BEGIN Task material

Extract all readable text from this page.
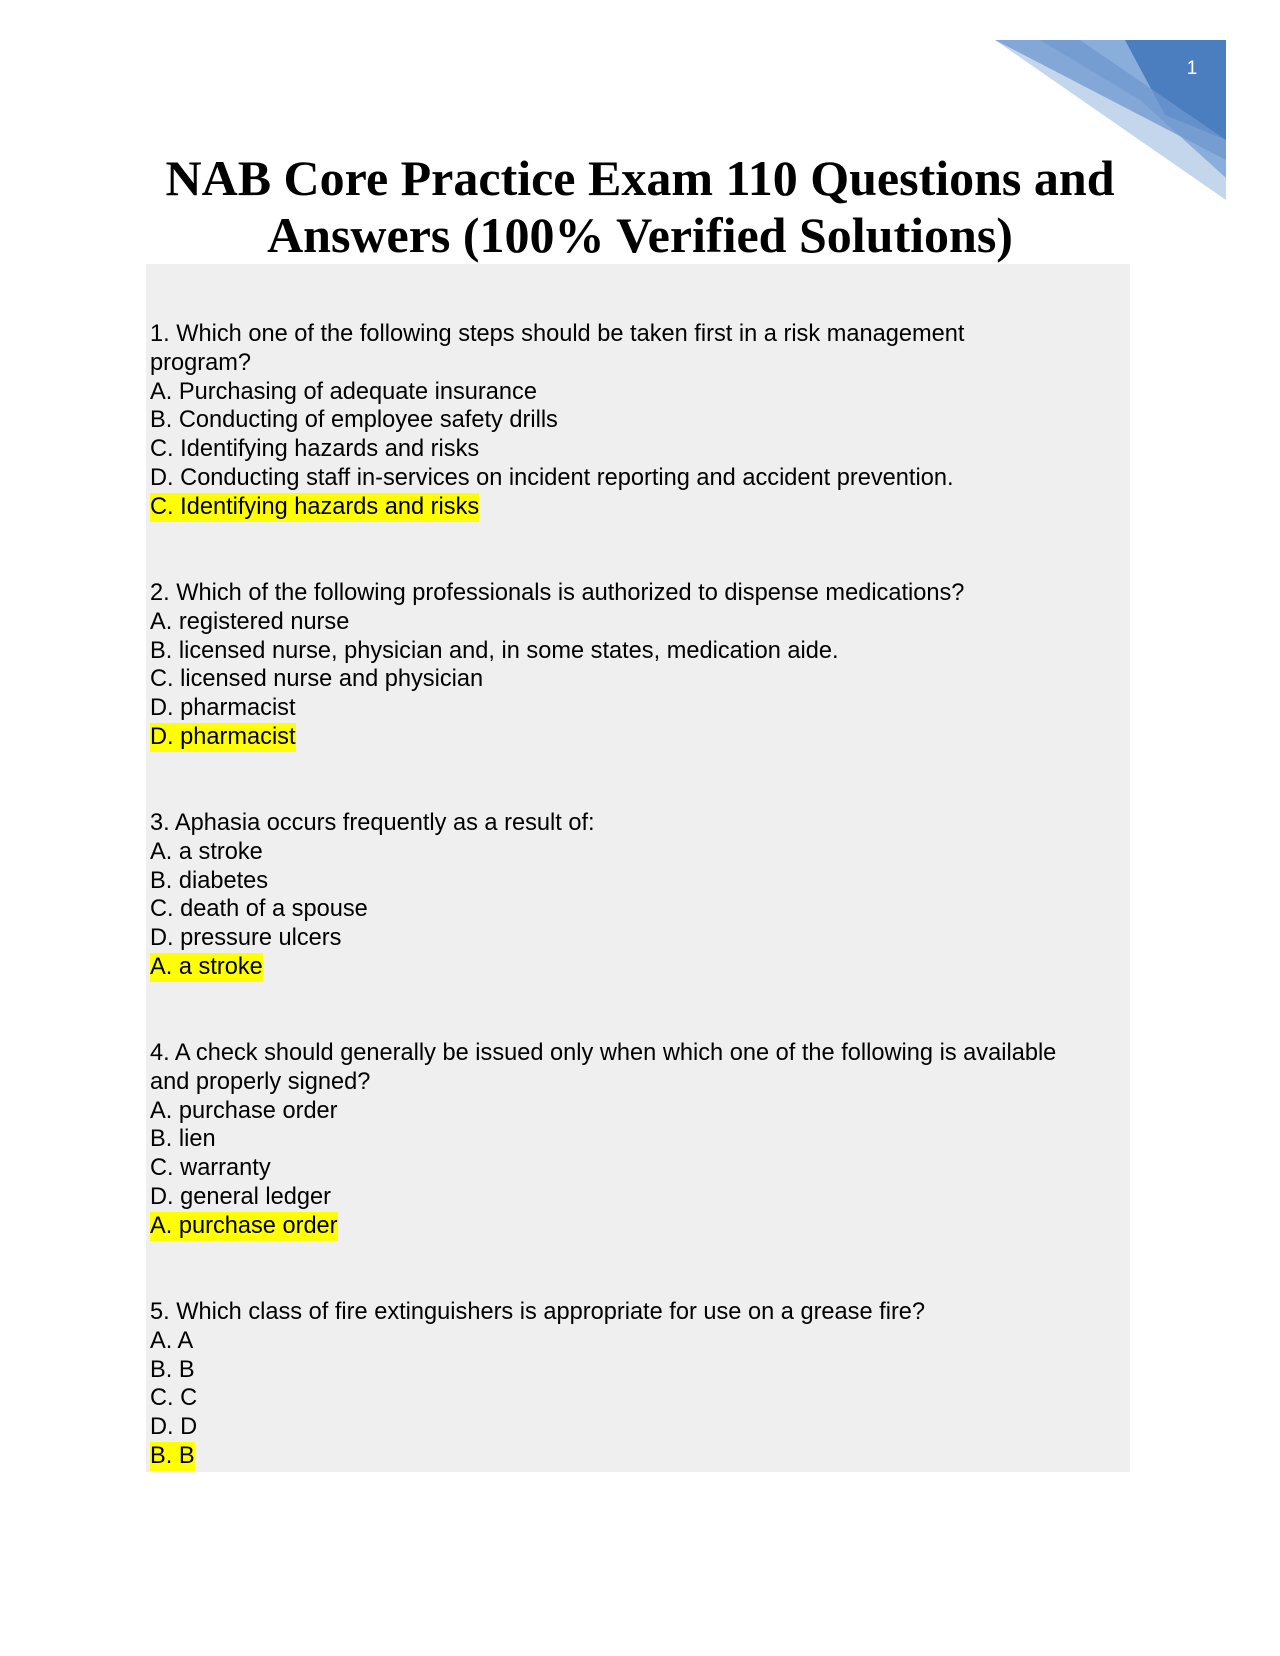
1
NAB Core Practice Exam 110 Questions and
Answers (100% Verified Solutions)
1. Which one of the following steps should be taken first in a risk management
program?
A. Purchasing of adequate insurance
B. Conducting of employee safety drills
C. Identifying hazards and risks
D. Conducting staff in-services on incident reporting and accident prevention.
C. Identifying hazards and risks
2. Which of the following professionals is authorized to dispense medications?
A. registered nurse
B. licensed nurse, physician and, in some states, medication aide.
C. licensed nurse and physician
D. pharmacist
D. pharmacist
3. Aphasia occurs frequently as a result of:
A. a stroke
B. diabetes
C. death of a spouse
D. pressure ulcers
A. a stroke
4. A check should generally be issued only when which one of the following is available
and properly signed?
A. purchase order
B. lien
C. warranty
D. general ledger
A. purchase order
5. Which class of fire extinguishers is appropriate for use on a grease fire?
A. A
B. B
C. C
D. D
B. B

END Task material

▶ [Aim]:
Return the material word for word. Pictures are not part of the copy.

▶ [In response]:
Extract all readable text from this page.
1
NAB Core Practice Exam 110 Questions and
Answers (100% Verified Solutions)
1. Which one of the following steps should be taken first in a risk management
program?
A. Purchasing of adequate insurance
B. Conducting of employee safety drills
C. Identifying hazards and risks
D. Conducting staff in-services on incident reporting and accident prevention.
C. Identifying hazards and risks
2. Which of the following professionals is authorized to dispense medications?
A. registered nurse
B. licensed nurse, physician and, in some states, medication aide.
C. licensed nurse and physician
D. pharmacist
D. pharmacist
3. Aphasia occurs frequently as a result of:
A. a stroke
B. diabetes
C. death of a spouse
D. pressure ulcers
A. a stroke
4. A check should generally be issued only when which one of the following is available
and properly signed?
A. purchase order
B. lien
C. warranty
D. general ledger
A. purchase order
5. Which class of fire extinguishers is appropriate for use on a grease fire?
A. A
B. B
C. C
D. D
B. B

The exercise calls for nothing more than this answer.